▸ **DATA SUPPLIED**
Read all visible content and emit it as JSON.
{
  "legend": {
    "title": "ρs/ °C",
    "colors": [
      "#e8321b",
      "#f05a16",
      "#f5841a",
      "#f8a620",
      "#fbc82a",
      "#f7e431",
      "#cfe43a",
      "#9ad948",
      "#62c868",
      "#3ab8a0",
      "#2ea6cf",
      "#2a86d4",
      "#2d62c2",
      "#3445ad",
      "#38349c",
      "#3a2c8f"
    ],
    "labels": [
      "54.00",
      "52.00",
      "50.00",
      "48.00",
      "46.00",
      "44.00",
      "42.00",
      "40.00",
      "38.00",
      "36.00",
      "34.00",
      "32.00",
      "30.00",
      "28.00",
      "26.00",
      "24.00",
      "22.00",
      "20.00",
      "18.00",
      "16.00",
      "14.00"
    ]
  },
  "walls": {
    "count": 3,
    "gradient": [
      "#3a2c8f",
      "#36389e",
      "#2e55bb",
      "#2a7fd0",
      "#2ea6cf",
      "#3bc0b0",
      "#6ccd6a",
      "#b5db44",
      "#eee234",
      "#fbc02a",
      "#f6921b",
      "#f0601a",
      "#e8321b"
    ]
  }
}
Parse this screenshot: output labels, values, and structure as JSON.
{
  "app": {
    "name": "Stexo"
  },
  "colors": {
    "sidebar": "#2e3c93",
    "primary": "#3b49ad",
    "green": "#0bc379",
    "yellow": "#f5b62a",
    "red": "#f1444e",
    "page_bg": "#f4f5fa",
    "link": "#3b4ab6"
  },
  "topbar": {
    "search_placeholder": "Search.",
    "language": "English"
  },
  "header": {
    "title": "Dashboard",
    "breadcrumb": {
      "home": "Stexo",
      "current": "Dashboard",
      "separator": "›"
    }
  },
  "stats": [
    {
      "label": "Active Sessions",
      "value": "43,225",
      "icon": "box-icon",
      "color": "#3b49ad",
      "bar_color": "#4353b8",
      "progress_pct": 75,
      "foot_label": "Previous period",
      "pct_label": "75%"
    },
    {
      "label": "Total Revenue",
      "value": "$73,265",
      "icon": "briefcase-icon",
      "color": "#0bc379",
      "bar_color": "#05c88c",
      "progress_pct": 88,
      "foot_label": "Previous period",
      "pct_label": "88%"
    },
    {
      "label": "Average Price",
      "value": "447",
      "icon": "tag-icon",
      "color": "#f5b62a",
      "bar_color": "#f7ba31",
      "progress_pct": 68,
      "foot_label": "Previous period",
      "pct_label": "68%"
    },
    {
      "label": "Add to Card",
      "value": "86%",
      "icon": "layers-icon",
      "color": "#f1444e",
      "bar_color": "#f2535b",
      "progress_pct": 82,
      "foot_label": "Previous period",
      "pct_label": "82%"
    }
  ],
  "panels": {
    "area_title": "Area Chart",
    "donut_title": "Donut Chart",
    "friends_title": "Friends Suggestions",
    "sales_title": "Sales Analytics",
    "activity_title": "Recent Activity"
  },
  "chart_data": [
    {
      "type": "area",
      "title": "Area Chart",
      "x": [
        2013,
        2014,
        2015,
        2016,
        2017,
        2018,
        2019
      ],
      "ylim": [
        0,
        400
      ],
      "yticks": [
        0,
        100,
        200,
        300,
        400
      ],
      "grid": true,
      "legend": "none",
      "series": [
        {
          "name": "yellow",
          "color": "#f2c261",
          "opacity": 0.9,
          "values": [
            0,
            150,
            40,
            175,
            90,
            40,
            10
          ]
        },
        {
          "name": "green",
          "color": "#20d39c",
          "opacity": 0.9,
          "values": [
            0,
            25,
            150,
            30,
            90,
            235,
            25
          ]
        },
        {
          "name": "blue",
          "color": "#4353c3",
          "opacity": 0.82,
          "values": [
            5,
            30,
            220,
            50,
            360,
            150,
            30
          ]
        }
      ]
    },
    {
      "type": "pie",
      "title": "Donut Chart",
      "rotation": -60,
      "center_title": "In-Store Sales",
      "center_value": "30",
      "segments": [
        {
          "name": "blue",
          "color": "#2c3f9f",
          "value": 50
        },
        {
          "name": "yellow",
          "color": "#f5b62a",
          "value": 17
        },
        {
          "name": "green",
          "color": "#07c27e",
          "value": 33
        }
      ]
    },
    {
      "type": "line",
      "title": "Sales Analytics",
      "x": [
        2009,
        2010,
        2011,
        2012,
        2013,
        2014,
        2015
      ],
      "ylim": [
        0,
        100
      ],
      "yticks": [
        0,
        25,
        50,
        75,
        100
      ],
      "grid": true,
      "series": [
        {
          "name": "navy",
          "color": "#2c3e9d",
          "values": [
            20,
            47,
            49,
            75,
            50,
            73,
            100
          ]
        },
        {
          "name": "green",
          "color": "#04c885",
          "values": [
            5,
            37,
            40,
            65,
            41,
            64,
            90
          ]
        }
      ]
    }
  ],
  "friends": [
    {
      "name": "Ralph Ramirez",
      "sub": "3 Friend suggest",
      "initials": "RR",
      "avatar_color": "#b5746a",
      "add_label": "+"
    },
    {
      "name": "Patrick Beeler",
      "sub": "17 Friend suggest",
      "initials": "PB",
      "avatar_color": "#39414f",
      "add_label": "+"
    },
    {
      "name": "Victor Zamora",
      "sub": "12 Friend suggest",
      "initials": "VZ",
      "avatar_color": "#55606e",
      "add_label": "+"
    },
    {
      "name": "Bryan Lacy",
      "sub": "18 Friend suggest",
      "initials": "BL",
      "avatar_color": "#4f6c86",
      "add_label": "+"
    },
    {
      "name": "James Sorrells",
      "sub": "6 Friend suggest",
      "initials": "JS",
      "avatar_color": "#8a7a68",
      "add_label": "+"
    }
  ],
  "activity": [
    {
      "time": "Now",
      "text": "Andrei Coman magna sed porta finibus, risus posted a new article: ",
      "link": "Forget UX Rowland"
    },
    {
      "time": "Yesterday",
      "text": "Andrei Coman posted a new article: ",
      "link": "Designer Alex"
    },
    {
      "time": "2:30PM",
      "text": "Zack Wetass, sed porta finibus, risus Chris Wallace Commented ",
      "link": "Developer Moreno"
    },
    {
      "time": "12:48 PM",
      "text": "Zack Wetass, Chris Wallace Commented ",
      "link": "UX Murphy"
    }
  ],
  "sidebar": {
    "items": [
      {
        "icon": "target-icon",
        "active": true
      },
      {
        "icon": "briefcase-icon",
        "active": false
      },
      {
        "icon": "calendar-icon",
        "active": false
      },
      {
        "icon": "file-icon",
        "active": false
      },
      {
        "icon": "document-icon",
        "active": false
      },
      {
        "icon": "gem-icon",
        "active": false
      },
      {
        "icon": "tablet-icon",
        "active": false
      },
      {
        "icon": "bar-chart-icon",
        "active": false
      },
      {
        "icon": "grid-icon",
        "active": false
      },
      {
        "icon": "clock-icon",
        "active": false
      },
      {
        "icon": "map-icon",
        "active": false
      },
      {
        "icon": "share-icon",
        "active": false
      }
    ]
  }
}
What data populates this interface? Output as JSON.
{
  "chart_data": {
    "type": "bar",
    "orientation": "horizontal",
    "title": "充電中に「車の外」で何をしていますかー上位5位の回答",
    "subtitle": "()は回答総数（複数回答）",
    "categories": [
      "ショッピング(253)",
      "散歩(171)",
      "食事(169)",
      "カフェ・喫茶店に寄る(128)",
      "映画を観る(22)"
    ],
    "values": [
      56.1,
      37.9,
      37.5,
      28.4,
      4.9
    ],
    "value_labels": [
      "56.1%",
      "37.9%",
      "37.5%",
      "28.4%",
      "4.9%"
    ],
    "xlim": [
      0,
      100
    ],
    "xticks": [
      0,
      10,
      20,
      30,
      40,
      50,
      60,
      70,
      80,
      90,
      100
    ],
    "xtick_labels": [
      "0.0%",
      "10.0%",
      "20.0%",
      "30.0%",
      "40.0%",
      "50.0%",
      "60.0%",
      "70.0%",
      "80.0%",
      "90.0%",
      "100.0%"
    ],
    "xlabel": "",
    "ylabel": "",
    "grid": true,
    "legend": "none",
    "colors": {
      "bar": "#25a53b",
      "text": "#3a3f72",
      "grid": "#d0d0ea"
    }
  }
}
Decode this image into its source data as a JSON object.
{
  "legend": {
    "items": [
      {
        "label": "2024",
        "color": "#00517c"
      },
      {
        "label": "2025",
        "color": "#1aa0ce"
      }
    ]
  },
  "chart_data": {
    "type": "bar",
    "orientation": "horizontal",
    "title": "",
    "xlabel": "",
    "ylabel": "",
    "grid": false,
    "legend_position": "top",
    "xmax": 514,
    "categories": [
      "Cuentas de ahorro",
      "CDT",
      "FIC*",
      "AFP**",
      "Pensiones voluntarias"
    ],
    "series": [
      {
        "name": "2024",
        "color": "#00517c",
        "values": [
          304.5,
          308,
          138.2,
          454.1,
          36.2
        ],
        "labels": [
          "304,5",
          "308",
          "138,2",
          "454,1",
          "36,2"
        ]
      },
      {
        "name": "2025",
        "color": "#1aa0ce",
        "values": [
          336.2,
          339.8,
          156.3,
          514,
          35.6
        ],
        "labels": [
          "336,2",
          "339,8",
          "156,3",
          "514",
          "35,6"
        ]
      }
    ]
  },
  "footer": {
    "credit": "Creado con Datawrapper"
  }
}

▸ **STATED TASK**
Gather all lines where the word "time" appears.

▸ **OUTPUT BELOW**
      "time": "Now",
      "time": "Yesterday",
      "time": "2:30PM",
      "time": "12:48 PM",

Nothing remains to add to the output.